— START OF Exercise input —

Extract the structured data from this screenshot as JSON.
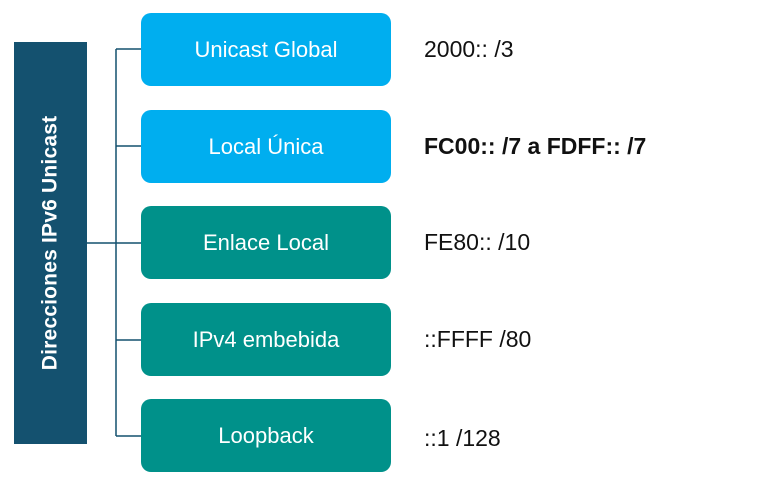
{
  "root": {
    "label": "Direcciones IPv6 Unicast"
  },
  "colors": {
    "root": "#14516f",
    "blue": "#00aeef",
    "teal": "#00918a",
    "line": "#14516f"
  },
  "items": [
    {
      "label": "Unicast Global",
      "value": "2000:: /3",
      "style": "blue",
      "bold": false
    },
    {
      "label": "Local Única",
      "value": "FC00:: /7 a FDFF:: /7",
      "style": "blue",
      "bold": true
    },
    {
      "label": "Enlace Local",
      "value": "FE80:: /10",
      "style": "teal",
      "bold": false
    },
    {
      "label": "IPv4 embebida",
      "value": "::FFFF /80",
      "style": "teal",
      "bold": false
    },
    {
      "label": "Loopback",
      "value": "::1 /128",
      "style": "teal",
      "bold": false
    }
  ]
}
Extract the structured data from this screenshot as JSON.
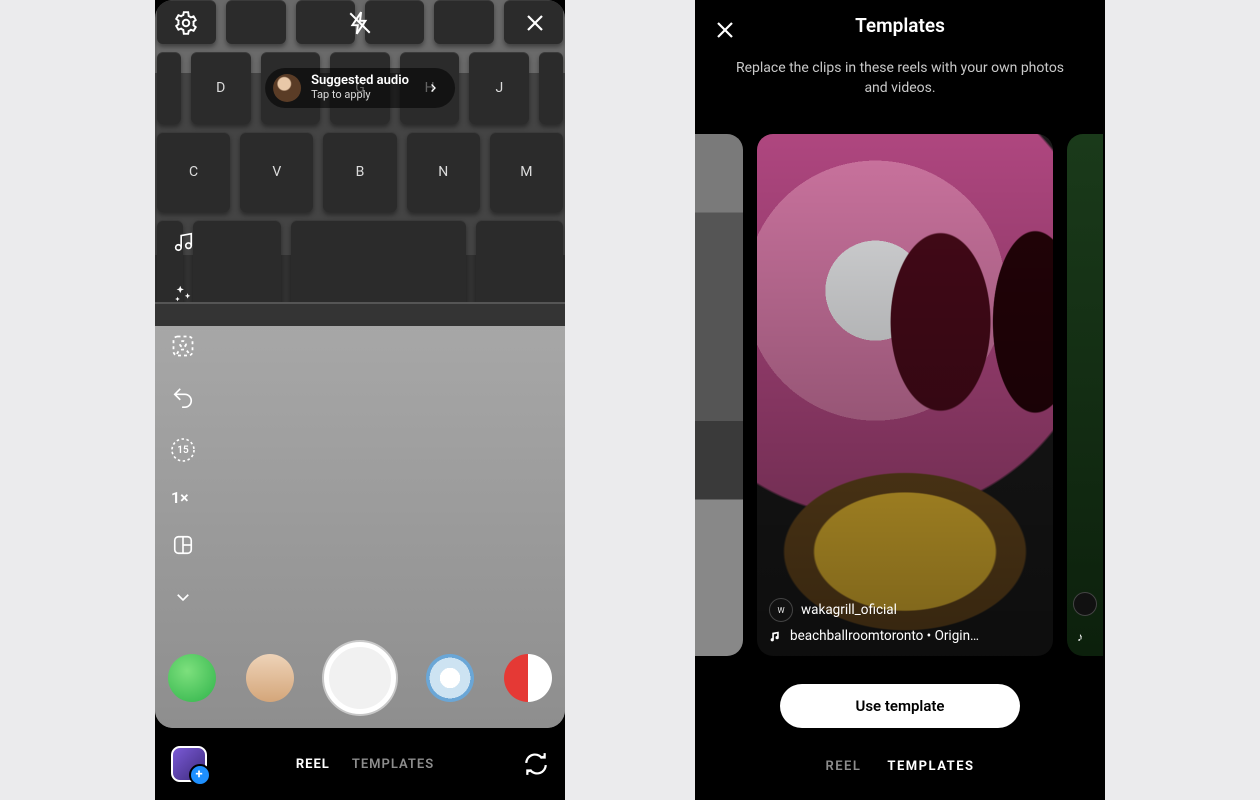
{
  "screen1": {
    "topbar": {
      "settings_icon": "settings",
      "flash_icon": "flash-off",
      "close_icon": "close"
    },
    "audio_pill": {
      "title": "Suggested audio",
      "subtitle": "Tap to apply"
    },
    "toolrail": {
      "music_icon": "music",
      "effects_icon": "sparkles",
      "greenscreen_icon": "person-scan",
      "undo_icon": "undo",
      "timer_label": "15",
      "speed_label": "1×",
      "layout_icon": "layout",
      "more_icon": "chevron-down"
    },
    "effects_row": {
      "items": [
        "green",
        "selfie",
        "capture",
        "umbrella",
        "redwhite"
      ]
    },
    "bottombar": {
      "tabs": [
        "REEL",
        "TEMPLATES"
      ],
      "active_tab": "REEL"
    }
  },
  "screen2": {
    "title": "Templates",
    "subtitle": "Replace the clips in these reels with your own photos and videos.",
    "main_card": {
      "author": "wakagrill_oficial",
      "audio": "beachballroomtoronto • Origin…"
    },
    "cta": "Use template",
    "tabs": [
      "REEL",
      "TEMPLATES"
    ],
    "active_tab": "TEMPLATES"
  }
}
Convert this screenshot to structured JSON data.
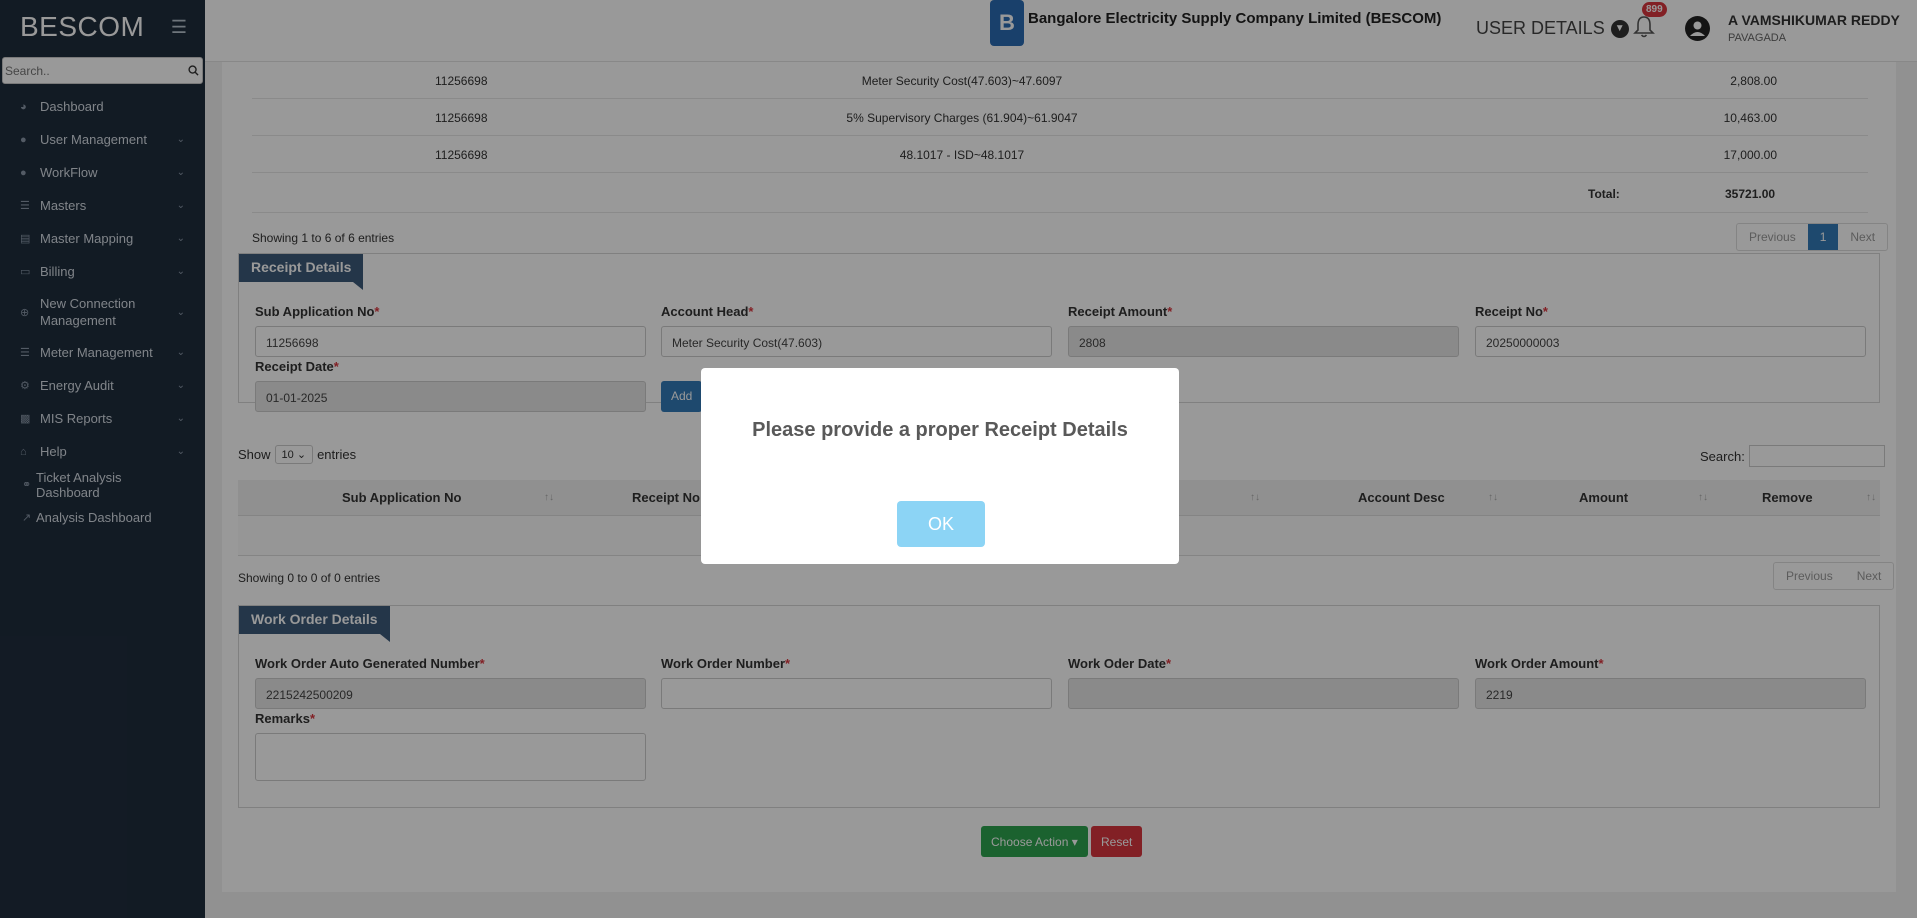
{
  "sidebar": {
    "brand": "BESCOM",
    "search_placeholder": "Search..",
    "items": [
      {
        "label": "Dashboard"
      },
      {
        "label": "User Management"
      },
      {
        "label": "WorkFlow"
      },
      {
        "label": "Masters"
      },
      {
        "label": "Master Mapping"
      },
      {
        "label": "Billing"
      },
      {
        "label": "New Connection Management"
      },
      {
        "label": "Meter Management"
      },
      {
        "label": "Energy Audit"
      },
      {
        "label": "MIS Reports"
      },
      {
        "label": "Help"
      },
      {
        "label": "Ticket Analysis Dashboard"
      },
      {
        "label": "Analysis Dashboard"
      }
    ]
  },
  "header": {
    "company_name": "Bangalore Electricity Supply Company Limited (BESCOM)",
    "user_details_label": "USER DETAILS",
    "notification_count": "899",
    "user_name": "A VAMSHIKUMAR REDDY",
    "user_location": "PAVAGADA"
  },
  "amounts_table": {
    "rows": [
      {
        "sub_app": "11256698",
        "desc": "Meter Security Cost(47.603)~47.6097",
        "amount": "2,808.00"
      },
      {
        "sub_app": "11256698",
        "desc": "5% Supervisory Charges (61.904)~61.9047",
        "amount": "10,463.00"
      },
      {
        "sub_app": "11256698",
        "desc": "48.1017 - ISD~48.1017",
        "amount": "17,000.00"
      }
    ],
    "total_label": "Total:",
    "total_value": "35721.00",
    "showing": "Showing 1 to 6 of 6 entries",
    "pager": {
      "previous": "Previous",
      "page": "1",
      "next": "Next"
    }
  },
  "receipt": {
    "title": "Receipt Details",
    "sub_app_label": "Sub Application No",
    "sub_app_value": "11256698",
    "account_head_label": "Account Head",
    "account_head_value": "Meter Security Cost(47.603)",
    "receipt_amount_label": "Receipt Amount",
    "receipt_amount_value": "2808",
    "receipt_no_label": "Receipt No",
    "receipt_no_value": "20250000003",
    "receipt_date_label": "Receipt Date",
    "receipt_date_value": "01-01-2025",
    "add_label": "Add",
    "req": "*"
  },
  "receipt_table": {
    "show_label": "Show",
    "entries_value": "10",
    "entries_label": "entries",
    "search_label": "Search:",
    "columns": [
      "Sub Application No",
      "Receipt No",
      "Account Desc",
      "Amount",
      "Remove"
    ],
    "showing": "Showing 0 to 0 of 0 entries",
    "pager": {
      "previous": "Previous",
      "next": "Next"
    }
  },
  "work_order": {
    "title": "Work Order Details",
    "auto_no_label": "Work Order Auto Generated Number",
    "auto_no_value": "2215242500209",
    "number_label": "Work Order Number",
    "date_label": "Work Oder Date",
    "amount_label": "Work Order Amount",
    "amount_value": "2219",
    "remarks_label": "Remarks"
  },
  "actions": {
    "choose_action": "Choose Action",
    "reset": "Reset"
  },
  "modal": {
    "message": "Please provide a proper Receipt Details",
    "ok": "OK"
  }
}
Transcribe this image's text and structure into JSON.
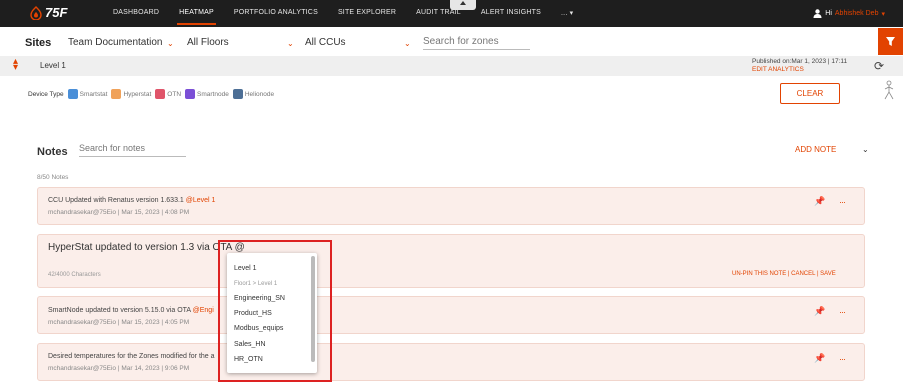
{
  "brand": {
    "logo_text": "75F",
    "accent": "#e24301"
  },
  "nav": {
    "items": [
      "DASHBOARD",
      "HEATMAP",
      "PORTFOLIO ANALYTICS",
      "SITE EXPLORER",
      "AUDIT TRAIL",
      "ALERT INSIGHTS",
      "..."
    ],
    "active": "HEATMAP"
  },
  "user": {
    "greeting": "Hi",
    "name": "Abhishek Deb"
  },
  "sites_bar": {
    "label": "Sites",
    "site_value": "Team Documentation",
    "floors_value": "All Floors",
    "ccus_value": "All CCUs",
    "zones_placeholder": "Search for zones"
  },
  "level_bar": {
    "level_name": "Level 1",
    "published": "Published on:Mar 1, 2023 | 17:11",
    "edit_analytics": "EDIT ANALYTICS"
  },
  "device_type": {
    "label": "Device Type",
    "items": [
      {
        "name": "Smartstat",
        "color": "#4a8fd8"
      },
      {
        "name": "Hyperstat",
        "color": "#f0a25a"
      },
      {
        "name": "OTN",
        "color": "#e0556a"
      },
      {
        "name": "Smartnode",
        "color": "#7b4fd6"
      },
      {
        "name": "Helionode",
        "color": "#4d6f96"
      }
    ],
    "clear_label": "CLEAR"
  },
  "notes": {
    "title": "Notes",
    "search_placeholder": "Search for notes",
    "add_label": "ADD NOTE",
    "count": "8/50 Notes",
    "items": [
      {
        "text": "CCU Updated with Renatus version 1.633.1",
        "mention": "@Level 1",
        "meta": "mchandrasekar@75Eio | Mar 15, 2023 | 4:08 PM"
      },
      {
        "text": "SmartNode updated to version 5.15.0 via OTA",
        "mention": "@Engi",
        "meta": "mchandrasekar@75Eio | Mar 15, 2023 | 4:05 PM"
      },
      {
        "text": "Desired temperatures for the Zones modified for the a",
        "mention": "",
        "meta": "mchandrasekar@75Eio | Mar 14, 2023 | 9:06 PM"
      }
    ],
    "editing": {
      "text": "HyperStat updated to version 1.3 via OTA @",
      "chars": "42/4000 Characters",
      "unpin": "UN-PIN THIS NOTE",
      "cancel": "CANCEL",
      "save": "SAVE",
      "separator": "|"
    }
  },
  "mention_dropdown": {
    "items": [
      {
        "label": "Level 1",
        "kind": "item"
      },
      {
        "label": "Floor1 > Level 1",
        "kind": "sub"
      },
      {
        "label": "Engineering_SN",
        "kind": "item"
      },
      {
        "label": "Product_HS",
        "kind": "item"
      },
      {
        "label": "Modbus_equips",
        "kind": "item"
      },
      {
        "label": "Sales_HN",
        "kind": "item"
      },
      {
        "label": "HR_OTN",
        "kind": "item"
      }
    ]
  }
}
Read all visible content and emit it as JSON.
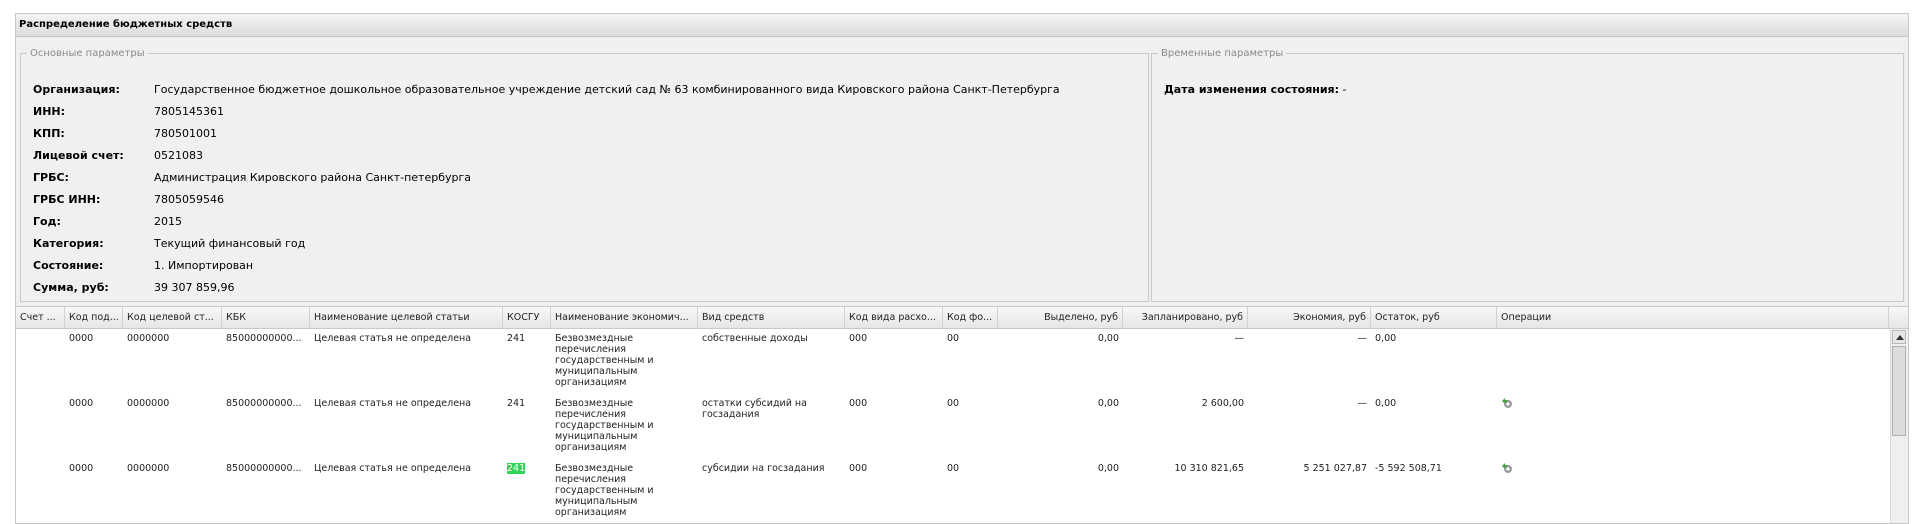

— END OF Exercise input —

Problem statement: Quote the material in full and exactly; do not carry over its pictures.

Written response:
Extract the structured data from this screenshot as JSON.
{
  "root": {
    "label": "Direcciones IPv6 Unicast"
  },
  "colors": {
    "root": "#14516f",
    "blue": "#00aeef",
    "teal": "#00918a",
    "line": "#14516f"
  },
  "items": [
    {
      "label": "Unicast Global",
      "value": "2000:: /3",
      "style": "blue",
      "bold": false
    },
    {
      "label": "Local Única",
      "value": "FC00:: /7 a FDFF:: /7",
      "style": "blue",
      "bold": true
    },
    {
      "label": "Enlace Local",
      "value": "FE80:: /10",
      "style": "teal",
      "bold": false
    },
    {
      "label": "IPv4 embebida",
      "value": "::FFFF /80",
      "style": "teal",
      "bold": false
    },
    {
      "label": "Loopback",
      "value": "::1 /128",
      "style": "teal",
      "bold": false
    }
  ]
}
Extract the structured data from this screenshot as JSON.
{
  "screen1": {
    "topbar": {
      "settings_icon": "settings",
      "flash_icon": "flash-off",
      "close_icon": "close"
    },
    "audio_pill": {
      "title": "Suggested audio",
      "subtitle": "Tap to apply"
    },
    "toolrail": {
      "music_icon": "music",
      "effects_icon": "sparkles",
      "greenscreen_icon": "person-scan",
      "undo_icon": "undo",
      "timer_label": "15",
      "speed_label": "1×",
      "layout_icon": "layout",
      "more_icon": "chevron-down"
    },
    "effects_row": {
      "items": [
        "green",
        "selfie",
        "capture",
        "umbrella",
        "redwhite"
      ]
    },
    "bottombar": {
      "tabs": [
        "REEL",
        "TEMPLATES"
      ],
      "active_tab": "REEL"
    }
  },
  "screen2": {
    "title": "Templates",
    "subtitle": "Replace the clips in these reels with your own photos and videos.",
    "main_card": {
      "author": "wakagrill_oficial",
      "audio": "beachballroomtoronto • Origin…"
    },
    "cta": "Use template",
    "tabs": [
      "REEL",
      "TEMPLATES"
    ],
    "active_tab": "TEMPLATES"
  }
}
Convert this screenshot to structured JSON data.
{
  "sidebar": {
    "brand": "BESCOM",
    "search_placeholder": "Search..",
    "items": [
      {
        "label": "Dashboard"
      },
      {
        "label": "User Management"
      },
      {
        "label": "WorkFlow"
      },
      {
        "label": "Masters"
      },
      {
        "label": "Master Mapping"
      },
      {
        "label": "Billing"
      },
      {
        "label": "New Connection Management"
      },
      {
        "label": "Meter Management"
      },
      {
        "label": "Energy Audit"
      },
      {
        "label": "MIS Reports"
      },
      {
        "label": "Help"
      },
      {
        "label": "Ticket Analysis Dashboard"
      },
      {
        "label": "Analysis Dashboard"
      }
    ]
  },
  "header": {
    "company_name": "Bangalore Electricity Supply Company Limited (BESCOM)",
    "user_details_label": "USER DETAILS",
    "notification_count": "899",
    "user_name": "A VAMSHIKUMAR REDDY",
    "user_location": "PAVAGADA"
  },
  "amounts_table": {
    "rows": [
      {
        "sub_app": "11256698",
        "desc": "Meter Security Cost(47.603)~47.6097",
        "amount": "2,808.00"
      },
      {
        "sub_app": "11256698",
        "desc": "5% Supervisory Charges (61.904)~61.9047",
        "amount": "10,463.00"
      },
      {
        "sub_app": "11256698",
        "desc": "48.1017 - ISD~48.1017",
        "amount": "17,000.00"
      }
    ],
    "total_label": "Total:",
    "total_value": "35721.00",
    "showing": "Showing 1 to 6 of 6 entries",
    "pager": {
      "previous": "Previous",
      "page": "1",
      "next": "Next"
    }
  },
  "receipt": {
    "title": "Receipt Details",
    "sub_app_label": "Sub Application No",
    "sub_app_value": "11256698",
    "account_head_label": "Account Head",
    "account_head_value": "Meter Security Cost(47.603)",
    "receipt_amount_label": "Receipt Amount",
    "receipt_amount_value": "2808",
    "receipt_no_label": "Receipt No",
    "receipt_no_value": "20250000003",
    "receipt_date_label": "Receipt Date",
    "receipt_date_value": "01-01-2025",
    "add_label": "Add",
    "req": "*"
  },
  "receipt_table": {
    "show_label": "Show",
    "entries_value": "10",
    "entries_label": "entries",
    "search_label": "Search:",
    "columns": [
      "Sub Application No",
      "Receipt No",
      "Account Desc",
      "Amount",
      "Remove"
    ],
    "showing": "Showing 0 to 0 of 0 entries",
    "pager": {
      "previous": "Previous",
      "next": "Next"
    }
  },
  "work_order": {
    "title": "Work Order Details",
    "auto_no_label": "Work Order Auto Generated Number",
    "auto_no_value": "2215242500209",
    "number_label": "Work Order Number",
    "date_label": "Work Oder Date",
    "amount_label": "Work Order Amount",
    "amount_value": "2219",
    "remarks_label": "Remarks"
  },
  "actions": {
    "choose_action": "Choose Action",
    "reset": "Reset"
  },
  "modal": {
    "message": "Please provide a proper Receipt Details",
    "ok": "OK"
  }
}
Transcribe this image's text and structure into JSON.
{
  "brand": {
    "logo_text": "75F",
    "accent": "#e24301"
  },
  "nav": {
    "items": [
      "DASHBOARD",
      "HEATMAP",
      "PORTFOLIO ANALYTICS",
      "SITE EXPLORER",
      "AUDIT TRAIL",
      "ALERT INSIGHTS",
      "..."
    ],
    "active": "HEATMAP"
  },
  "user": {
    "greeting": "Hi",
    "name": "Abhishek Deb"
  },
  "sites_bar": {
    "label": "Sites",
    "site_value": "Team Documentation",
    "floors_value": "All Floors",
    "ccus_value": "All CCUs",
    "zones_placeholder": "Search for zones"
  },
  "level_bar": {
    "level_name": "Level 1",
    "published": "Published on:Mar 1, 2023 | 17:11",
    "edit_analytics": "EDIT ANALYTICS"
  },
  "device_type": {
    "label": "Device Type",
    "items": [
      {
        "name": "Smartstat",
        "color": "#4a8fd8"
      },
      {
        "name": "Hyperstat",
        "color": "#f0a25a"
      },
      {
        "name": "OTN",
        "color": "#e0556a"
      },
      {
        "name": "Smartnode",
        "color": "#7b4fd6"
      },
      {
        "name": "Helionode",
        "color": "#4d6f96"
      }
    ],
    "clear_label": "CLEAR"
  },
  "notes": {
    "title": "Notes",
    "search_placeholder": "Search for notes",
    "add_label": "ADD NOTE",
    "count": "8/50 Notes",
    "items": [
      {
        "text": "CCU Updated with Renatus version 1.633.1",
        "mention": "@Level 1",
        "meta": "mchandrasekar@75Eio | Mar 15, 2023 | 4:08 PM"
      },
      {
        "text": "SmartNode updated to version 5.15.0 via OTA",
        "mention": "@Engi",
        "meta": "mchandrasekar@75Eio | Mar 15, 2023 | 4:05 PM"
      },
      {
        "text": "Desired temperatures for the Zones modified for the a",
        "mention": "",
        "meta": "mchandrasekar@75Eio | Mar 14, 2023 | 9:06 PM"
      }
    ],
    "editing": {
      "text": "HyperStat updated to version 1.3 via OTA @",
      "chars": "42/4000 Characters",
      "unpin": "UN-PIN THIS NOTE",
      "cancel": "CANCEL",
      "save": "SAVE",
      "separator": "|"
    }
  },
  "mention_dropdown": {
    "items": [
      {
        "label": "Level 1",
        "kind": "item"
      },
      {
        "label": "Floor1 > Level 1",
        "kind": "sub"
      },
      {
        "label": "Engineering_SN",
        "kind": "item"
      },
      {
        "label": "Product_HS",
        "kind": "item"
      },
      {
        "label": "Modbus_equips",
        "kind": "item"
      },
      {
        "label": "Sales_HN",
        "kind": "item"
      },
      {
        "label": "HR_OTN",
        "kind": "item"
      }
    ]
  }
}
Read all visible content and emit it as JSON.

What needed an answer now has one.